:: DATA TO USE ::
┌──
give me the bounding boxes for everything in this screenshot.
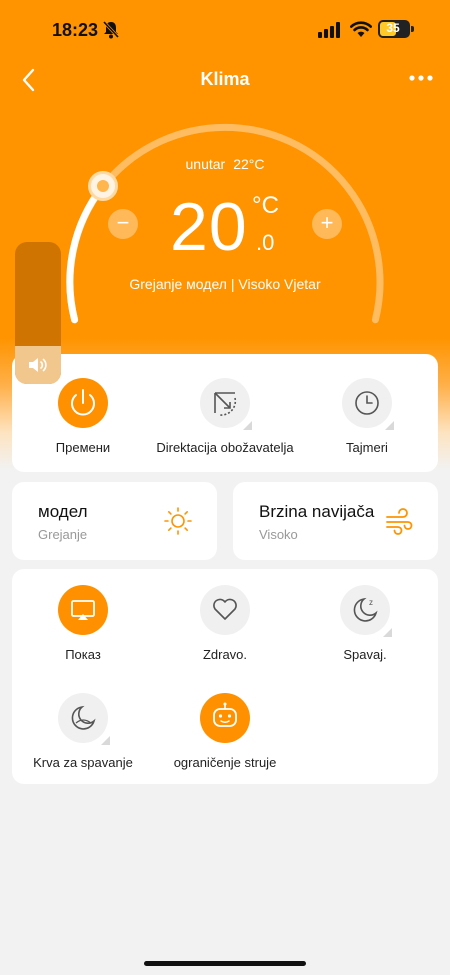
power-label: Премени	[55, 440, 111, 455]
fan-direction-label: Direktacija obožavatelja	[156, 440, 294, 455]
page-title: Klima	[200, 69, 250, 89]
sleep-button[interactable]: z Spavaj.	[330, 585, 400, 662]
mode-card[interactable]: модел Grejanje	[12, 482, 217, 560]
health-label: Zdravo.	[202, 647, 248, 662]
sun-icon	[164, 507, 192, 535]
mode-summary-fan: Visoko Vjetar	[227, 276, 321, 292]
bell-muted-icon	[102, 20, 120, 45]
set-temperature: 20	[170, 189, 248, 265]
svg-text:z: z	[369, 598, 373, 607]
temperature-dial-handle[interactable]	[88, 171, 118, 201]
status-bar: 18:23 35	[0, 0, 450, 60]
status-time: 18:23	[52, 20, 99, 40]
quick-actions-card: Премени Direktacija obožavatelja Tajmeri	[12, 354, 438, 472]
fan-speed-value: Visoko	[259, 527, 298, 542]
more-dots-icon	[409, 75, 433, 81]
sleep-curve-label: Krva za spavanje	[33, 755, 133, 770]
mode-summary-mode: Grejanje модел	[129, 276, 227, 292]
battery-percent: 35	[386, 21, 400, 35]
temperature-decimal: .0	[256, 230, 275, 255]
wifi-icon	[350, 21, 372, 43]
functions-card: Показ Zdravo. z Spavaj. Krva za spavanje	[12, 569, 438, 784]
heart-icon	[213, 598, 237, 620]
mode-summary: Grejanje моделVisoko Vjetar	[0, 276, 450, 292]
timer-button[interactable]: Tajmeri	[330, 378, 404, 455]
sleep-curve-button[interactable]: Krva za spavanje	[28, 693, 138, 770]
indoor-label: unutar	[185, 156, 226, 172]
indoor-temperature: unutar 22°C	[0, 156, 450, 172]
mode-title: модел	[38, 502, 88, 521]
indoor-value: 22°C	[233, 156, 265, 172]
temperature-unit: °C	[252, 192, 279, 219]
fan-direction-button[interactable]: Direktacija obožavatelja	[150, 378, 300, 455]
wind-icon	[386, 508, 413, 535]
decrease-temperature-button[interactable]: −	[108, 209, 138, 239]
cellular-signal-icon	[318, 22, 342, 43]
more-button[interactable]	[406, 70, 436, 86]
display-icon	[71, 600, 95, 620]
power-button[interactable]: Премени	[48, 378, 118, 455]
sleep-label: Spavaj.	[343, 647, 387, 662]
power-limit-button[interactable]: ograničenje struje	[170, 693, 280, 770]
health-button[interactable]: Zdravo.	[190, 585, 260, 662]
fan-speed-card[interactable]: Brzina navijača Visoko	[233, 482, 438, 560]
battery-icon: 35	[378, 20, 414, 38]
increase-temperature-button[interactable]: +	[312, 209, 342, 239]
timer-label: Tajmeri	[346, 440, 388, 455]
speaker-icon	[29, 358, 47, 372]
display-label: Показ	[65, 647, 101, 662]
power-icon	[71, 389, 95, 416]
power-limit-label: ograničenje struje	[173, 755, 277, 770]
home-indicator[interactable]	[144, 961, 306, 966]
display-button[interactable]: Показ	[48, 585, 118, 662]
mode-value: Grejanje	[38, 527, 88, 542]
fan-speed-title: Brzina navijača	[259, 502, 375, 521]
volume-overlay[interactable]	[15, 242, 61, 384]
└──
:: SET EXERCISE ::
Could you give all the lines above as a Markdown table with the columns Row and Entry, one row per line, with blank lines and pictures left out?

:: TASK RESULT ::
| Row | Entry |
|---|---|
| 1 | give me the bounding boxes for everything in this screenshot. |
| 2 | power-label: Премени	[55, 440, 111, 455] |
| 3 | fan-direction-label: Direktacija obožavatelja	[156, 440, 294, 455] |
| 4 | page-title: Klima	[200, 69, 250, 89] |
| 5 | sleep-button[interactable]: z Spavaj.	[330, 585, 400, 662] |
| 6 | mode-card[interactable]: модел Grejanje	[12, 482, 217, 560] |
| 7 | health-label: Zdravo.	[202, 647, 248, 662] |
| 8 | sun-icon	[164, 507, 192, 535] |
| 9 | mode-summary-fan: Visoko Vjetar	[227, 276, 321, 292] |
| 10 | bell-muted-icon	[102, 20, 120, 45] |
| 11 | set-temperature: 20	[170, 189, 248, 265] |
| 12 | svg-text:z: z	[369, 598, 373, 607] |
| 13 | temperature-dial-handle[interactable]	[88, 171, 118, 201] |
| 14 | status-bar: 18:23 35	[0, 0, 450, 60] |
| 15 | status-time: 18:23	[52, 20, 99, 40] |
| 16 | quick-actions-card: Премени Direktacija obožavatelja Tajmeri	[12, 354, 438, 472] |
| 17 | fan-speed-value: Visoko	[259, 527, 298, 542] |
| 18 | more-dots-icon	[409, 75, 433, 81] |
| 19 | sleep-curve-label: Krva za spavanje	[33, 755, 133, 770] |
| 20 | mode-summary-mode: Grejanje модел	[129, 276, 227, 292] |
| 21 | battery-percent: 35	[386, 21, 400, 35] |
| 22 | temperature-decimal: .0	[256, 230, 275, 255] |
| 23 | wifi-icon	[350, 21, 372, 43] |
| 24 | functions-card: Показ Zdravo. z Spavaj. Krva za spavanje	[12, 569, 438, 784] |
| 25 | heart-icon	[213, 598, 237, 620] |
| 26 | mode-summary: Grejanje моделVisoko Vjetar	[0, 276, 450, 292] |
| 27 | timer-button[interactable]: Tajmeri	[330, 378, 404, 455] |
| 28 | sleep-curve-button[interactable]: Krva za spavanje	[28, 693, 138, 770] |
| 29 | indoor-label: unutar	[185, 156, 226, 172] |
| 30 | indoor-temperature: unutar 22°C	[0, 156, 450, 172] |
| 31 | mode-title: модел	[38, 502, 88, 521] |
| 32 | indoor-value: 22°C	[233, 156, 265, 172] |
| 33 | temperature-unit: °C	[252, 192, 279, 219] |
| 34 | fan-direction-button[interactable]: Direktacija obožavatelja	[150, 378, 300, 455] |
| 35 | wind-icon	[386, 508, 413, 535] |
| 36 | decrease-temperature-button[interactable]: −	[108, 209, 138, 239] |
| 37 | cellular-signal-icon	[318, 22, 342, 43] |
| 38 | more-button[interactable]	[406, 70, 436, 86] |
| 39 | display-icon	[71, 600, 95, 620] |
| 40 | power-button[interactable]: Премени	[48, 378, 118, 455] |
| 41 | sleep-label: Spavaj.	[343, 647, 387, 662] |
| 42 | power-limit-button[interactable]: ograničenje struje	[170, 693, 280, 770] |
| 43 | health-button[interactable]: Zdravo.	[190, 585, 260, 662] |
| 44 | fan-speed-card[interactable]: Brzina navijača Visoko	[233, 482, 438, 560] |
| 45 | battery-icon: 35	[378, 20, 414, 38] |
| 46 | increase-temperature-button[interactable]: +	[312, 209, 342, 239] |
| 47 | timer-label: Tajmeri	[346, 440, 388, 455] |
| 48 | speaker-icon	[29, 358, 47, 372] |
| 49 | display-label: Показ	[65, 647, 101, 662] |
| 50 | power-icon	[71, 389, 95, 416] |
| 51 | power-limit-label: ograničenje struje	[173, 755, 277, 770] |
| 52 | home-indicator[interactable]	[144, 961, 306, 966] |
| 53 | display-button[interactable]: Показ	[48, 585, 118, 662] |
| 54 | mode-value: Grejanje	[38, 527, 88, 542] |
| 55 | fan-speed-title: Brzina navijača	[259, 502, 375, 521] |
| 56 | volume-overlay[interactable]	[15, 242, 61, 384] |